● WRITTEN EXERCISE:
Set each entry down verbatim, omitting images.

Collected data
-- Start --
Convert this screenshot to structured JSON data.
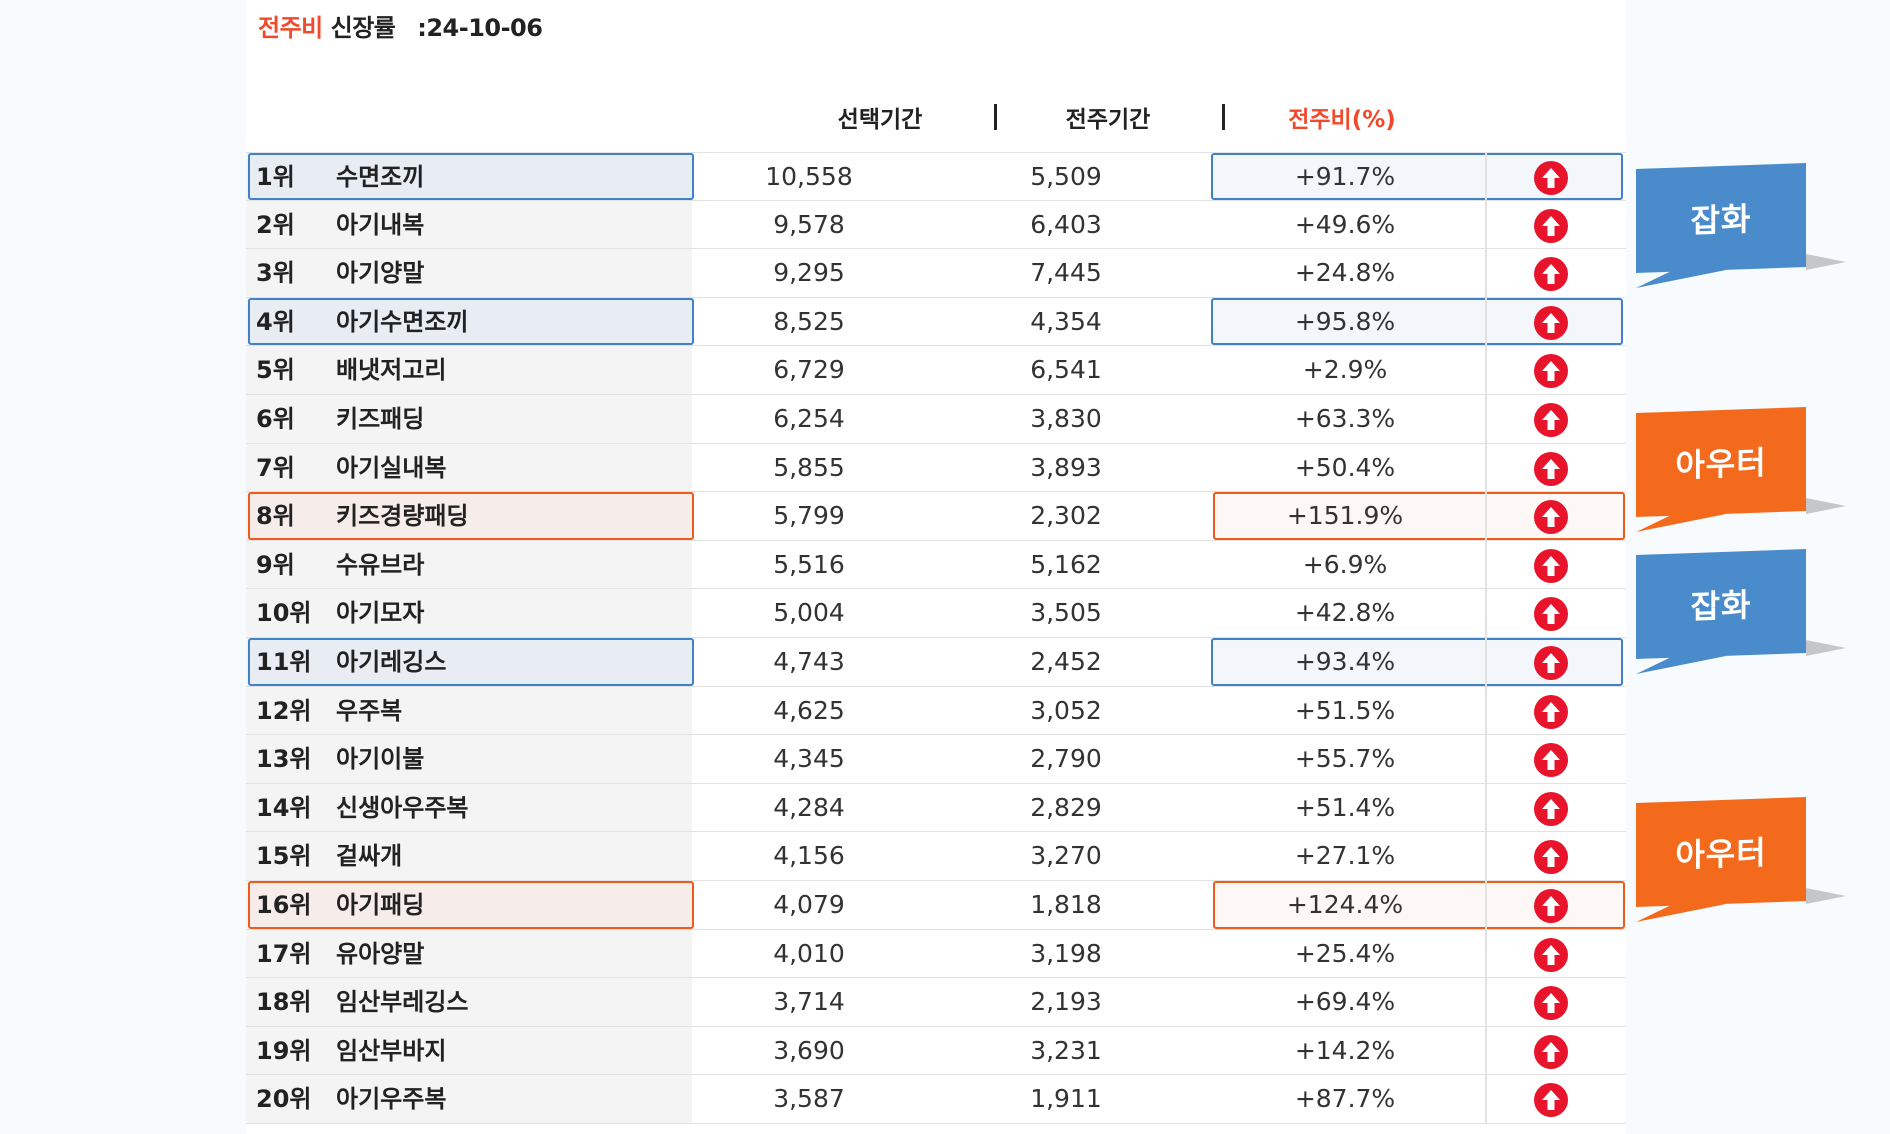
{
  "header": {
    "title_accent": "전주비",
    "title_main": "신장률",
    "title_colon": ":",
    "title_date": "24-10-06",
    "col_selected": "선택기간",
    "col_previous": "전주기간",
    "col_ratio": "전주비(%)"
  },
  "colors": {
    "accent_red": "#f0492b",
    "arrow_red": "#e8142b",
    "highlight_blue": "#3f82c8",
    "highlight_orange": "#f05a1a",
    "callout_blue": "#4a8ccb",
    "callout_orange": "#f46a1c"
  },
  "rows": [
    {
      "rank": "1위",
      "keyword": "수면조끼",
      "selected": "10,558",
      "previous": "5,509",
      "ratio": "+91.7%",
      "trend_icon": "arrow-up-circle-icon",
      "highlight": "blue"
    },
    {
      "rank": "2위",
      "keyword": "아기내복",
      "selected": "9,578",
      "previous": "6,403",
      "ratio": "+49.6%",
      "trend_icon": "arrow-up-circle-icon",
      "highlight": ""
    },
    {
      "rank": "3위",
      "keyword": "아기양말",
      "selected": "9,295",
      "previous": "7,445",
      "ratio": "+24.8%",
      "trend_icon": "arrow-up-circle-icon",
      "highlight": ""
    },
    {
      "rank": "4위",
      "keyword": "아기수면조끼",
      "selected": "8,525",
      "previous": "4,354",
      "ratio": "+95.8%",
      "trend_icon": "arrow-up-circle-icon",
      "highlight": "blue"
    },
    {
      "rank": "5위",
      "keyword": "배냇저고리",
      "selected": "6,729",
      "previous": "6,541",
      "ratio": "+2.9%",
      "trend_icon": "arrow-up-circle-icon",
      "highlight": ""
    },
    {
      "rank": "6위",
      "keyword": "키즈패딩",
      "selected": "6,254",
      "previous": "3,830",
      "ratio": "+63.3%",
      "trend_icon": "arrow-up-circle-icon",
      "highlight": ""
    },
    {
      "rank": "7위",
      "keyword": "아기실내복",
      "selected": "5,855",
      "previous": "3,893",
      "ratio": "+50.4%",
      "trend_icon": "arrow-up-circle-icon",
      "highlight": ""
    },
    {
      "rank": "8위",
      "keyword": "키즈경량패딩",
      "selected": "5,799",
      "previous": "2,302",
      "ratio": "+151.9%",
      "trend_icon": "arrow-up-circle-icon",
      "highlight": "orange"
    },
    {
      "rank": "9위",
      "keyword": "수유브라",
      "selected": "5,516",
      "previous": "5,162",
      "ratio": "+6.9%",
      "trend_icon": "arrow-up-circle-icon",
      "highlight": ""
    },
    {
      "rank": "10위",
      "keyword": "아기모자",
      "selected": "5,004",
      "previous": "3,505",
      "ratio": "+42.8%",
      "trend_icon": "arrow-up-circle-icon",
      "highlight": ""
    },
    {
      "rank": "11위",
      "keyword": "아기레깅스",
      "selected": "4,743",
      "previous": "2,452",
      "ratio": "+93.4%",
      "trend_icon": "arrow-up-circle-icon",
      "highlight": "blue"
    },
    {
      "rank": "12위",
      "keyword": "우주복",
      "selected": "4,625",
      "previous": "3,052",
      "ratio": "+51.5%",
      "trend_icon": "arrow-up-circle-icon",
      "highlight": ""
    },
    {
      "rank": "13위",
      "keyword": "아기이불",
      "selected": "4,345",
      "previous": "2,790",
      "ratio": "+55.7%",
      "trend_icon": "arrow-up-circle-icon",
      "highlight": ""
    },
    {
      "rank": "14위",
      "keyword": "신생아우주복",
      "selected": "4,284",
      "previous": "2,829",
      "ratio": "+51.4%",
      "trend_icon": "arrow-up-circle-icon",
      "highlight": ""
    },
    {
      "rank": "15위",
      "keyword": "겉싸개",
      "selected": "4,156",
      "previous": "3,270",
      "ratio": "+27.1%",
      "trend_icon": "arrow-up-circle-icon",
      "highlight": ""
    },
    {
      "rank": "16위",
      "keyword": "아기패딩",
      "selected": "4,079",
      "previous": "1,818",
      "ratio": "+124.4%",
      "trend_icon": "arrow-up-circle-icon",
      "highlight": "orange"
    },
    {
      "rank": "17위",
      "keyword": "유아양말",
      "selected": "4,010",
      "previous": "3,198",
      "ratio": "+25.4%",
      "trend_icon": "arrow-up-circle-icon",
      "highlight": ""
    },
    {
      "rank": "18위",
      "keyword": "임산부레깅스",
      "selected": "3,714",
      "previous": "2,193",
      "ratio": "+69.4%",
      "trend_icon": "arrow-up-circle-icon",
      "highlight": ""
    },
    {
      "rank": "19위",
      "keyword": "임산부바지",
      "selected": "3,690",
      "previous": "3,231",
      "ratio": "+14.2%",
      "trend_icon": "arrow-up-circle-icon",
      "highlight": ""
    },
    {
      "rank": "20위",
      "keyword": "아기우주복",
      "selected": "3,587",
      "previous": "1,911",
      "ratio": "+87.7%",
      "trend_icon": "arrow-up-circle-icon",
      "highlight": ""
    }
  ],
  "callouts": [
    {
      "label": "잡화",
      "color": "blue"
    },
    {
      "label": "아우터",
      "color": "orange"
    },
    {
      "label": "잡화",
      "color": "blue"
    },
    {
      "label": "아우터",
      "color": "orange"
    }
  ]
}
-- End --
● COMPLETED EXERCISE:
Convert this screenshot to structured JSON data.
{
  "header": {
    "title_accent": "전주비",
    "title_main": "신장률",
    "title_colon": ":",
    "title_date": "24-10-06",
    "col_selected": "선택기간",
    "col_previous": "전주기간",
    "col_ratio": "전주비(%)"
  },
  "colors": {
    "accent_red": "#f0492b",
    "arrow_red": "#e8142b",
    "highlight_blue": "#3f82c8",
    "highlight_orange": "#f05a1a",
    "callout_blue": "#4a8ccb",
    "callout_orange": "#f46a1c"
  },
  "rows": [
    {
      "rank": "1위",
      "keyword": "수면조끼",
      "selected": "10,558",
      "previous": "5,509",
      "ratio": "+91.7%",
      "trend_icon": "arrow-up-circle-icon",
      "highlight": "blue"
    },
    {
      "rank": "2위",
      "keyword": "아기내복",
      "selected": "9,578",
      "previous": "6,403",
      "ratio": "+49.6%",
      "trend_icon": "arrow-up-circle-icon",
      "highlight": ""
    },
    {
      "rank": "3위",
      "keyword": "아기양말",
      "selected": "9,295",
      "previous": "7,445",
      "ratio": "+24.8%",
      "trend_icon": "arrow-up-circle-icon",
      "highlight": ""
    },
    {
      "rank": "4위",
      "keyword": "아기수면조끼",
      "selected": "8,525",
      "previous": "4,354",
      "ratio": "+95.8%",
      "trend_icon": "arrow-up-circle-icon",
      "highlight": "blue"
    },
    {
      "rank": "5위",
      "keyword": "배냇저고리",
      "selected": "6,729",
      "previous": "6,541",
      "ratio": "+2.9%",
      "trend_icon": "arrow-up-circle-icon",
      "highlight": ""
    },
    {
      "rank": "6위",
      "keyword": "키즈패딩",
      "selected": "6,254",
      "previous": "3,830",
      "ratio": "+63.3%",
      "trend_icon": "arrow-up-circle-icon",
      "highlight": ""
    },
    {
      "rank": "7위",
      "keyword": "아기실내복",
      "selected": "5,855",
      "previous": "3,893",
      "ratio": "+50.4%",
      "trend_icon": "arrow-up-circle-icon",
      "highlight": ""
    },
    {
      "rank": "8위",
      "keyword": "키즈경량패딩",
      "selected": "5,799",
      "previous": "2,302",
      "ratio": "+151.9%",
      "trend_icon": "arrow-up-circle-icon",
      "highlight": "orange"
    },
    {
      "rank": "9위",
      "keyword": "수유브라",
      "selected": "5,516",
      "previous": "5,162",
      "ratio": "+6.9%",
      "trend_icon": "arrow-up-circle-icon",
      "highlight": ""
    },
    {
      "rank": "10위",
      "keyword": "아기모자",
      "selected": "5,004",
      "previous": "3,505",
      "ratio": "+42.8%",
      "trend_icon": "arrow-up-circle-icon",
      "highlight": ""
    },
    {
      "rank": "11위",
      "keyword": "아기레깅스",
      "selected": "4,743",
      "previous": "2,452",
      "ratio": "+93.4%",
      "trend_icon": "arrow-up-circle-icon",
      "highlight": "blue"
    },
    {
      "rank": "12위",
      "keyword": "우주복",
      "selected": "4,625",
      "previous": "3,052",
      "ratio": "+51.5%",
      "trend_icon": "arrow-up-circle-icon",
      "highlight": ""
    },
    {
      "rank": "13위",
      "keyword": "아기이불",
      "selected": "4,345",
      "previous": "2,790",
      "ratio": "+55.7%",
      "trend_icon": "arrow-up-circle-icon",
      "highlight": ""
    },
    {
      "rank": "14위",
      "keyword": "신생아우주복",
      "selected": "4,284",
      "previous": "2,829",
      "ratio": "+51.4%",
      "trend_icon": "arrow-up-circle-icon",
      "highlight": ""
    },
    {
      "rank": "15위",
      "keyword": "겉싸개",
      "selected": "4,156",
      "previous": "3,270",
      "ratio": "+27.1%",
      "trend_icon": "arrow-up-circle-icon",
      "highlight": ""
    },
    {
      "rank": "16위",
      "keyword": "아기패딩",
      "selected": "4,079",
      "previous": "1,818",
      "ratio": "+124.4%",
      "trend_icon": "arrow-up-circle-icon",
      "highlight": "orange"
    },
    {
      "rank": "17위",
      "keyword": "유아양말",
      "selected": "4,010",
      "previous": "3,198",
      "ratio": "+25.4%",
      "trend_icon": "arrow-up-circle-icon",
      "highlight": ""
    },
    {
      "rank": "18위",
      "keyword": "임산부레깅스",
      "selected": "3,714",
      "previous": "2,193",
      "ratio": "+69.4%",
      "trend_icon": "arrow-up-circle-icon",
      "highlight": ""
    },
    {
      "rank": "19위",
      "keyword": "임산부바지",
      "selected": "3,690",
      "previous": "3,231",
      "ratio": "+14.2%",
      "trend_icon": "arrow-up-circle-icon",
      "highlight": ""
    },
    {
      "rank": "20위",
      "keyword": "아기우주복",
      "selected": "3,587",
      "previous": "1,911",
      "ratio": "+87.7%",
      "trend_icon": "arrow-up-circle-icon",
      "highlight": ""
    }
  ],
  "callouts": [
    {
      "label": "잡화",
      "color": "blue"
    },
    {
      "label": "아우터",
      "color": "orange"
    },
    {
      "label": "잡화",
      "color": "blue"
    },
    {
      "label": "아우터",
      "color": "orange"
    }
  ]
}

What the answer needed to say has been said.